::: DATA PROVIDED

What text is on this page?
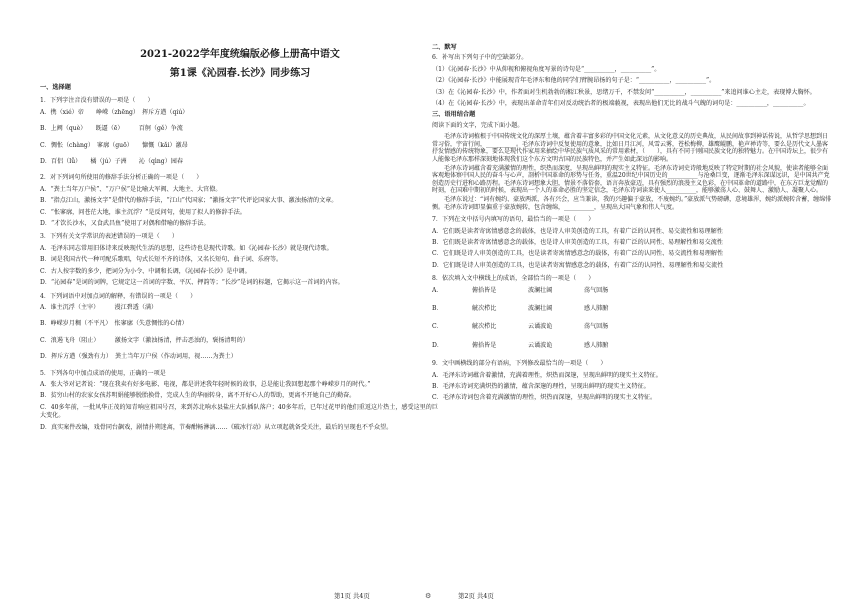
2021-2022学年度统编版必修上册高中语文
第1课《沁园春.长沙》同步练习
一、选择题
1．下列字注音没有错误的一项是（　　）
A．携（xié）帝　　峥嵘（zhēng）　挥斥方遒（qiú）
B．上阙（què）　　既逼（ē）　　　百舸（gě）争流
C．惆怅（chàng）　寥廓（guō）　　慷慨（kǎi）激昂
D．百侣（lǚ）　　橘（jú）子洲　　沁（qìng）园春
2．对下列词句所使用的修辞手法分析正确的一项是（　　）
A．“粪土当年万户侯”、“万户侯”是比喻大军阀、大地主、大官僚。
B．“指点江山，激扬文字”是借代的修辞手法，“江山”代国家；“激扬文字”代评论国家大事、激浊扬清的文章。
C．“怅寥廓，问苍茫大地，谁主沉浮？”是反问句，使用了拟人的修辞手法。
D．“才饮长沙水，又食武昌鱼”使用了对偶和借喻的修辞手法。
3．下列有关文学常识的表述错误的一项是（　　）
A．毛泽东同志常用旧体诗来反映现代生活的思想，这些诗也是现代诗歌。如《沁园春·长沙》就是现代诗歌。
B．词是我国古代一种可配乐歌唱，句式长短不齐的诗体，又名长短句、曲子词、乐府等。
C．古人按字数的多少，把词分为小令、中调和长调，《沁园春·长沙》是中调。
D．“沁园春”是词的词牌，它规定这一首词的字数、平仄、押韵等；“长沙”是词的标题，它揭示这一首词的内容。
4．下列词语中对加点词的解释，有错误的一项是（　　）
A．谁主沉浮（主宰）　　　漫江碧透（满）
B．峥嵘岁月稠（不平凡）　怅寥廓（失意惆怅的心情）
C．浪遏飞舟（阻止）　　　激扬文字（激浊扬清，抨击恶浊的，褒扬清明的）
D．挥斥方遒（强劲有力）　粪土当年万户侯（作动词用，视……为粪土）
5．下列各句中加点成语的使用，正确的一项是
A．张大爷对记者说：“现在我卖有好多电影、电视，都是讲述我年轻时候的故事，总是能让我回想起那个峥嵘岁月的时代。”
B．贫穷山村的农家女孩苏明娟能够脱胎换骨，完成人生的华丽转身，离不开好心人的帮助，更离不开她自己的勤奋。
C．40多年前，一批风华正茂的知青响应祖国号召，来到苏北响水县盐庄大队插队落户；40多年后，已年过花甲的他们重返这片热土，感受这里的巨大变化。
D．真实案件改编，戏骨同台飙戏，剧情扑朔迷离，节奏酣畅淋漓……《破冰行动》从立项起就备受关注，最后的呈现也不乎众望。
二、默写
6．补写出下列句子中的空缺部分。
（1）《沁园春·长沙》中从仰视和俯视角度写景的诗句是“__________，__________”。
（2）《沁园春·长沙》中能展现青年毛泽东和他的同学们臂腕昂扬的句子是：“__________，__________”。
（3）在《沁园春·长沙》中，作者面对生机勃勃的湘江秋景，思绪万千，不禁发问“__________，__________”来追问谁心主走，表现博大胸怀。
（4）在《沁园春·长沙》中，表现出革命青年们对反动统治者的极端藐视，表现出他们无比的战斗气魄的词句是：__________，__________。
三、语用结合题
阅读下面的文字，完成下面小题。
毛泽东诗词植根于中国传统文化的深厚土壤，蕴含着丰富多彩的中国文化元素，从文化意义的历史典故，从民间故事到神话传说，从哲学思想到日常习俗，宇宙行间，__________。毛泽东诗词中反复使用的意象，比如日月江河，风雪云雾，苍松梅柳，雄鹰鲲鹏，艳声禅诗等，要么是历代文人墨客抒发情感的传统物象，要么是现代作家用来抽绘中华民族气质风采的常用素材，（　　），具有不同于刚国民族文化的独特魅力。在中国诗坛上，很少有人能像毛泽东那样深刻地体现我们这个东方文明古国的民族特色，并产生如此深远的影响。
毛泽东诗词蕴含着充满激情的理性，织热而深度，呈现出鲜明的现实主义特征。毛泽东诗词史诗般地反映了特定时期的社会风貌，使读者能够全面客观地体察中国人民的奋斗与心声，剖析中国革命的形势与任务，重温20世纪中国历史的__________与沧桑巨变，逐渐毛泽东深谋远识，是中国共产党创造历史行进和心路历程。毛泽东诗词想象大胆，情景不落俗套，语言奔放豪迈，具有强烈的浪漫主义色彩，在中国革命的道路中，在东方巨龙觉醒的时刻，在国难中期初的时候，表现出一个人的革命必胜的坚定信念，毛泽东诗词读来使人__________，能够激荡人心、鼓舞人、激励人、凝聚人心。
毛泽东说过：“词有婉约、豪放两派，各有兴会，应当兼读，我的兴趣偏于豪放，不废婉约。”豪放派气势磅礴，意境雄浑，婉约派婉转含蓄，缠绵悱恻。毛泽东诗词即显偏重于豪放婉转，包含缠绵，__________，呈现出大国气象和伟人气度。
7．下列在文中括号内填写的语句，最恰当的一项是（　　）
A．它们既是读者寄寓情感意念的载体，也是诗人审美创造的工具，有着广泛的认同性、易交流性和易理解性
B．它们既是读者寄寓情感意念的载体，也是诗人审美创造的工具，有着广泛的认同性、易理解性和易交流性
C．它们既是诗人审美创造的工具，也是读者寄寓情感意念的载体，有着广泛的认同性、易交流性和易理解性
D．它们既是诗人审美创造的工具，也是读者寄寓情感意念的载体，有着广泛的认同性、易理解性和易交流性
8．依次填入文中横线上的成语，全部恰当的一项是（　　）
A．	俯拾皆是	波澜壮阔	荡气回肠
B．	觥次栉比	波澜壮阔	感人肺腑
C．	觥次栉比	云谲波诡	荡气回肠
D．	俯拾皆是	云谲波诡	感人肺腑
9．文中画横线的部分有语病，下列修改最恰当的一项是（　　）
A．毛泽东诗词蕴含着激情，充满着理性，炽热而深邃，呈现出鲜明的现实主义特征。
B．毛泽东诗词充满炽热的激情，蕴含深邃的理性，呈现出鲜明的现实主义特征。
C．毛泽东诗词包含着充满激情的理性，炽热而深邃，呈现出鲜明的现实主义特征。
第1页 共4页	⚙	第2页 共4页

::::::

EXERCISE INSTRUCTIONS →
Quote everything in the listing above exactly; pictures are the only thing to omit.

COMPLETE ANSWER →
What text is on this page?
2021-2022学年度统编版必修上册高中语文
第1课《沁园春.长沙》同步练习
一、选择题
1．下列字注音没有错误的一项是（　　）
A．携（xié）帝　　峥嵘（zhēng）　挥斥方遒（qiú）
B．上阙（què）　　既逼（ē）　　　百舸（gě）争流
C．惆怅（chàng）　寥廓（guō）　　慷慨（kǎi）激昂
D．百侣（lǚ）　　橘（jú）子洲　　沁（qìng）园春
2．对下列词句所使用的修辞手法分析正确的一项是（　　）
A．“粪土当年万户侯”、“万户侯”是比喻大军阀、大地主、大官僚。
B．“指点江山，激扬文字”是借代的修辞手法，“江山”代国家；“激扬文字”代评论国家大事、激浊扬清的文章。
C．“怅寥廓，问苍茫大地，谁主沉浮？”是反问句，使用了拟人的修辞手法。
D．“才饮长沙水，又食武昌鱼”使用了对偶和借喻的修辞手法。
3．下列有关文学常识的表述错误的一项是（　　）
A．毛泽东同志常用旧体诗来反映现代生活的思想，这些诗也是现代诗歌。如《沁园春·长沙》就是现代诗歌。
B．词是我国古代一种可配乐歌唱，句式长短不齐的诗体，又名长短句、曲子词、乐府等。
C．古人按字数的多少，把词分为小令、中调和长调，《沁园春·长沙》是中调。
D．“沁园春”是词的词牌，它规定这一首词的字数、平仄、押韵等；“长沙”是词的标题，它揭示这一首词的内容。
4．下列词语中对加点词的解释，有错误的一项是（　　）
A．谁主沉浮（主宰）　　　漫江碧透（满）
B．峥嵘岁月稠（不平凡）　怅寥廓（失意惆怅的心情）
C．浪遏飞舟（阻止）　　　激扬文字（激浊扬清，抨击恶浊的，褒扬清明的）
D．挥斥方遒（强劲有力）　粪土当年万户侯（作动词用，视……为粪土）
5．下列各句中加点成语的使用，正确的一项是
A．张大爷对记者说：“现在我卖有好多电影、电视，都是讲述我年轻时候的故事，总是能让我回想起那个峥嵘岁月的时代。”
B．贫穷山村的农家女孩苏明娟能够脱胎换骨，完成人生的华丽转身，离不开好心人的帮助，更离不开她自己的勤奋。
C．40多年前，一批风华正茂的知青响应祖国号召，来到苏北响水县盐庄大队插队落户；40多年后，已年过花甲的他们重返这片热土，感受这里的巨大变化。
D．真实案件改编，戏骨同台飙戏，剧情扑朔迷离，节奏酣畅淋漓……《破冰行动》从立项起就备受关注，最后的呈现也不乎众望。
二、默写
6．补写出下列句子中的空缺部分。
（1）《沁园春·长沙》中从仰视和俯视角度写景的诗句是“__________，__________”。
（2）《沁园春·长沙》中能展现青年毛泽东和他的同学们臂腕昂扬的句子是：“__________，__________”。
（3）在《沁园春·长沙》中，作者面对生机勃勃的湘江秋景，思绪万千，不禁发问“__________，__________”来追问谁心主走，表现博大胸怀。
（4）在《沁园春·长沙》中，表现出革命青年们对反动统治者的极端藐视，表现出他们无比的战斗气魄的词句是：__________，__________。
三、语用结合题
阅读下面的文字，完成下面小题。
毛泽东诗词植根于中国传统文化的深厚土壤，蕴含着丰富多彩的中国文化元素，从文化意义的历史典故，从民间故事到神话传说，从哲学思想到日常习俗，宇宙行间，__________。毛泽东诗词中反复使用的意象，比如日月江河，风雪云雾，苍松梅柳，雄鹰鲲鹏，艳声禅诗等，要么是历代文人墨客抒发情感的传统物象，要么是现代作家用来抽绘中华民族气质风采的常用素材，（　　），具有不同于刚国民族文化的独特魅力。在中国诗坛上，很少有人能像毛泽东那样深刻地体现我们这个东方文明古国的民族特色，并产生如此深远的影响。
毛泽东诗词蕴含着充满激情的理性，织热而深度，呈现出鲜明的现实主义特征。毛泽东诗词史诗般地反映了特定时期的社会风貌，使读者能够全面客观地体察中国人民的奋斗与心声，剖析中国革命的形势与任务，重温20世纪中国历史的__________与沧桑巨变，逐渐毛泽东深谋远识，是中国共产党创造历史行进和心路历程。毛泽东诗词想象大胆，情景不落俗套，语言奔放豪迈，具有强烈的浪漫主义色彩，在中国革命的道路中，在东方巨龙觉醒的时刻，在国难中期初的时候，表现出一个人的革命必胜的坚定信念，毛泽东诗词读来使人__________，能够激荡人心、鼓舞人、激励人、凝聚人心。
毛泽东说过：“词有婉约、豪放两派，各有兴会，应当兼读，我的兴趣偏于豪放，不废婉约。”豪放派气势磅礴，意境雄浑，婉约派婉转含蓄，缠绵悱恻。毛泽东诗词即显偏重于豪放婉转，包含缠绵，__________，呈现出大国气象和伟人气度。
7．下列在文中括号内填写的语句，最恰当的一项是（　　）
A．它们既是读者寄寓情感意念的载体，也是诗人审美创造的工具，有着广泛的认同性、易交流性和易理解性
B．它们既是读者寄寓情感意念的载体，也是诗人审美创造的工具，有着广泛的认同性、易理解性和易交流性
C．它们既是诗人审美创造的工具，也是读者寄寓情感意念的载体，有着广泛的认同性、易交流性和易理解性
D．它们既是诗人审美创造的工具，也是读者寄寓情感意念的载体，有着广泛的认同性、易理解性和易交流性
8．依次填入文中横线上的成语，全部恰当的一项是（　　）
A．	俯拾皆是	波澜壮阔	荡气回肠
B．	觥次栉比	波澜壮阔	感人肺腑
C．	觥次栉比	云谲波诡	荡气回肠
D．	俯拾皆是	云谲波诡	感人肺腑
9．文中画横线的部分有语病，下列修改最恰当的一项是（　　）
A．毛泽东诗词蕴含着激情，充满着理性，炽热而深邃，呈现出鲜明的现实主义特征。
B．毛泽东诗词充满炽热的激情，蕴含深邃的理性，呈现出鲜明的现实主义特征。
C．毛泽东诗词包含着充满激情的理性，炽热而深邃，呈现出鲜明的现实主义特征。
第1页 共4页	⚙	第2页 共4页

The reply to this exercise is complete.